_取り組む課題_
- A) 引用文にある次の文を英語に訳せ。「吉田副院長は「依存症者は、自分ではどうしようもない状態でも、本当はやめたいと必死にあがいている」と指摘。」
- B) 引用文のうち、「薬物依存症者の回復に取り組む」で始まり「る瀧誠司弁護士らが講演した。」に至るまでの部分を一字も変えずに書き写せ。
- C) 引用文の「薬物依存症者の回復に」で始まる段落を、主な事実を残して箇条書きにまとめよ。

薬物依存症者の回復に取り組む民間団体「徳島DARC(ダルク)」が18日、徳島市のふれあい健康館でフォーラムを開いた。約100人が参加。専門家の講演や患者の体験談などを通じ、依存症への理解を深めた。
依存症治療の専門医である藍里病院(上板町)の吉田精次副院長と、徳島ダルクを支援する瀧誠司弁護士らが講演した。
吉田副院長は「依存症者は、自分ではどうしようもない状態でも、本当はやめたいと必死にあがいている」と指摘。家族ら周りの人が心掛けることについて「『やめなさい』と圧力をかけるのではなく、声にならない叫びに耳を傾け、フラットな関係で生きていくことを目指すべきだ」と訴えた。

_提供データ_
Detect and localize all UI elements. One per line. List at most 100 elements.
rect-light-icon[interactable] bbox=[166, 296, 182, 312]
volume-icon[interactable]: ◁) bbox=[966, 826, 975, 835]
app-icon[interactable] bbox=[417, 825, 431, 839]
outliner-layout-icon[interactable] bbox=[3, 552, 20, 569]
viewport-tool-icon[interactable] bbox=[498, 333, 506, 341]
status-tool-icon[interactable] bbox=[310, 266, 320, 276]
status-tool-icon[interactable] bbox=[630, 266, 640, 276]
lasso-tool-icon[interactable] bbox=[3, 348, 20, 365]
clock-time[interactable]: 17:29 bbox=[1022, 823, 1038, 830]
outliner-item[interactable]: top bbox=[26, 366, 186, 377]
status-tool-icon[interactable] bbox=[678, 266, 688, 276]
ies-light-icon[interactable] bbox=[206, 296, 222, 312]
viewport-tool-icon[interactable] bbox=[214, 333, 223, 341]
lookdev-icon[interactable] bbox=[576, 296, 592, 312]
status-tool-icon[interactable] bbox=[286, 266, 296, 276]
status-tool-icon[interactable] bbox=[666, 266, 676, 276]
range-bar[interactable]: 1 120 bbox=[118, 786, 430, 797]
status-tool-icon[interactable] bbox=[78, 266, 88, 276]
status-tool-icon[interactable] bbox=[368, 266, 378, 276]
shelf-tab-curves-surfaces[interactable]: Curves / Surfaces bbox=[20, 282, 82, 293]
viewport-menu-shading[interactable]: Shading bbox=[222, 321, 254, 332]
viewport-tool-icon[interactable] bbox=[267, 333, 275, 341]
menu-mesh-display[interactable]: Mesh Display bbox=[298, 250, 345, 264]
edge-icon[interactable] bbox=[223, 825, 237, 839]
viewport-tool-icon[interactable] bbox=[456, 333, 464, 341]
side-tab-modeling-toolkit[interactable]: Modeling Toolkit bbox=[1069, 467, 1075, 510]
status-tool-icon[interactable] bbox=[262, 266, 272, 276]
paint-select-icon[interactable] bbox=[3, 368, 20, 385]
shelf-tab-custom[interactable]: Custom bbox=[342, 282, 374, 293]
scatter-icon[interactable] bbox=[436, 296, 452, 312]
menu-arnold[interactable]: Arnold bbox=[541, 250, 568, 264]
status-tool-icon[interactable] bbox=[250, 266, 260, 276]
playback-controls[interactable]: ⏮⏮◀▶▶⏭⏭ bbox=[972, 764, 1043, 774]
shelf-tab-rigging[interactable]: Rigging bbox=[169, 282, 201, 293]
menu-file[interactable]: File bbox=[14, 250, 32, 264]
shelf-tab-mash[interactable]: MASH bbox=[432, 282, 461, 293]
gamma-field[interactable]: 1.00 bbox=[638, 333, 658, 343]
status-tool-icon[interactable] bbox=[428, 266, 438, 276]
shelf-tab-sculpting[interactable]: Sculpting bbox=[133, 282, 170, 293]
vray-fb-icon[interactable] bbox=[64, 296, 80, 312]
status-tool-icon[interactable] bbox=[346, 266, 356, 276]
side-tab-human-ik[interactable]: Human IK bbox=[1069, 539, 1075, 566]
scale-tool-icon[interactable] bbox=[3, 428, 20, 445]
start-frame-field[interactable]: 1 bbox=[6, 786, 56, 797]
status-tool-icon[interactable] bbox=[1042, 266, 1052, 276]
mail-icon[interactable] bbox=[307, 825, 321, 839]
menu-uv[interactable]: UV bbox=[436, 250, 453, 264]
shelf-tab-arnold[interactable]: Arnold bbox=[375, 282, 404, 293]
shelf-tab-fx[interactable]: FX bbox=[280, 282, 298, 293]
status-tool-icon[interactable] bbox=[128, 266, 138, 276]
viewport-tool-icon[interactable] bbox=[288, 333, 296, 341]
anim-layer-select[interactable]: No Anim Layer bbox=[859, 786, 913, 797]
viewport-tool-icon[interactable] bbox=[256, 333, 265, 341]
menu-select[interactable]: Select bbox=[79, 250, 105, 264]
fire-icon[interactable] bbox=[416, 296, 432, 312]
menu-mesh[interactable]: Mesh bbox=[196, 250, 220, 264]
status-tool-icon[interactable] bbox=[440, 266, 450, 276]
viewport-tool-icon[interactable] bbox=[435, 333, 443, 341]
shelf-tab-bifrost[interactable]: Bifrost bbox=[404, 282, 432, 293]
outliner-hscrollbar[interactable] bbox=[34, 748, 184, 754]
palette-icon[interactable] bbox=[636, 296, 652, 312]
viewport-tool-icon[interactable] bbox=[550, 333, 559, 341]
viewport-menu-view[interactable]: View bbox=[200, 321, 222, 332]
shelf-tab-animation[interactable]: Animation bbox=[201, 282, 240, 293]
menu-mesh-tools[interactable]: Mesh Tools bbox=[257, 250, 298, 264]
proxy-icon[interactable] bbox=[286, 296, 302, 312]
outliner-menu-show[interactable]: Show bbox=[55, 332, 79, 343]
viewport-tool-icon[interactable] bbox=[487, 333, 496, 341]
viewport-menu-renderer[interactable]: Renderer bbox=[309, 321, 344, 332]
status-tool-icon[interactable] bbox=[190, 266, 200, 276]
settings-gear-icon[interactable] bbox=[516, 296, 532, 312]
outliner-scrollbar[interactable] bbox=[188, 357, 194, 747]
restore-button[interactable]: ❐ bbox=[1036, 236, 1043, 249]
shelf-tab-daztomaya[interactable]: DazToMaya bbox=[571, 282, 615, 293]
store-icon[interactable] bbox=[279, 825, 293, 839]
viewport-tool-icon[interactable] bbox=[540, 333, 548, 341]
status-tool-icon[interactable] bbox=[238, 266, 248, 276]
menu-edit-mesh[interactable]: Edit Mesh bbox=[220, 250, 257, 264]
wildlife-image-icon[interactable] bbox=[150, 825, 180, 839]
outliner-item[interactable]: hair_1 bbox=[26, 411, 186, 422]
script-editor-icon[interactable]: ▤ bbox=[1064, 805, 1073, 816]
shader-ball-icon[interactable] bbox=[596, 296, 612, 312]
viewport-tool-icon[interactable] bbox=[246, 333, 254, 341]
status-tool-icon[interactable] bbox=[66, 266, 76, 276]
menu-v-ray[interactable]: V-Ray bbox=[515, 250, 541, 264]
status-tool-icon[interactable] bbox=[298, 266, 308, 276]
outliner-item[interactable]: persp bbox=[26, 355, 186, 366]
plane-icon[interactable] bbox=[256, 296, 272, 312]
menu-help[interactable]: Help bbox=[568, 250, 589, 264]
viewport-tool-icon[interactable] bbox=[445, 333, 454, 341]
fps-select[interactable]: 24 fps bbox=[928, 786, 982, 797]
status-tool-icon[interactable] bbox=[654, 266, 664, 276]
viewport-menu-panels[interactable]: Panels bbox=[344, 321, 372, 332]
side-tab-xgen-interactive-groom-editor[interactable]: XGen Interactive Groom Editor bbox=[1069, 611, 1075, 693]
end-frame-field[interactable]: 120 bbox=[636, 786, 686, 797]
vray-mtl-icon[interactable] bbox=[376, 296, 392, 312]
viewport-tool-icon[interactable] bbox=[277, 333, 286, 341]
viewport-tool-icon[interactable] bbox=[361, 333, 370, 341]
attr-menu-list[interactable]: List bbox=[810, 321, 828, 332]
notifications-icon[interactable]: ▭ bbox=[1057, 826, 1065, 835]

_解答例_
- A) Vice Director Yoshida pointed out, "People with addiction, even when they are in a state they cannot do anything about on their own, are in truth struggling desperately because they want to quit."

- B)
薬物依存症者の回復に取り組む民間団体「徳島DARC(ダルク)」が18日、徳島市のふれあい健康館でフォーラムを開いた。約100人が参加。専門家の講演や患者の体験談などを通じ、依存症への理解を深めた。
依存症治療の専門医である藍里病院(上板町)の吉田精次副院長と、徳島ダルクを支援する瀧誠司弁護士らが講演した。

- C)
- 主催:薬物依存症者の回復に取り組む民間団体「徳島DARC(ダルク)」
- 日時・場所:18日、徳島市のふれあい健康館
- 参加者:約100人
- 内容:専門家の講演や患者の体験談などを通じ、依存症への理解を深めた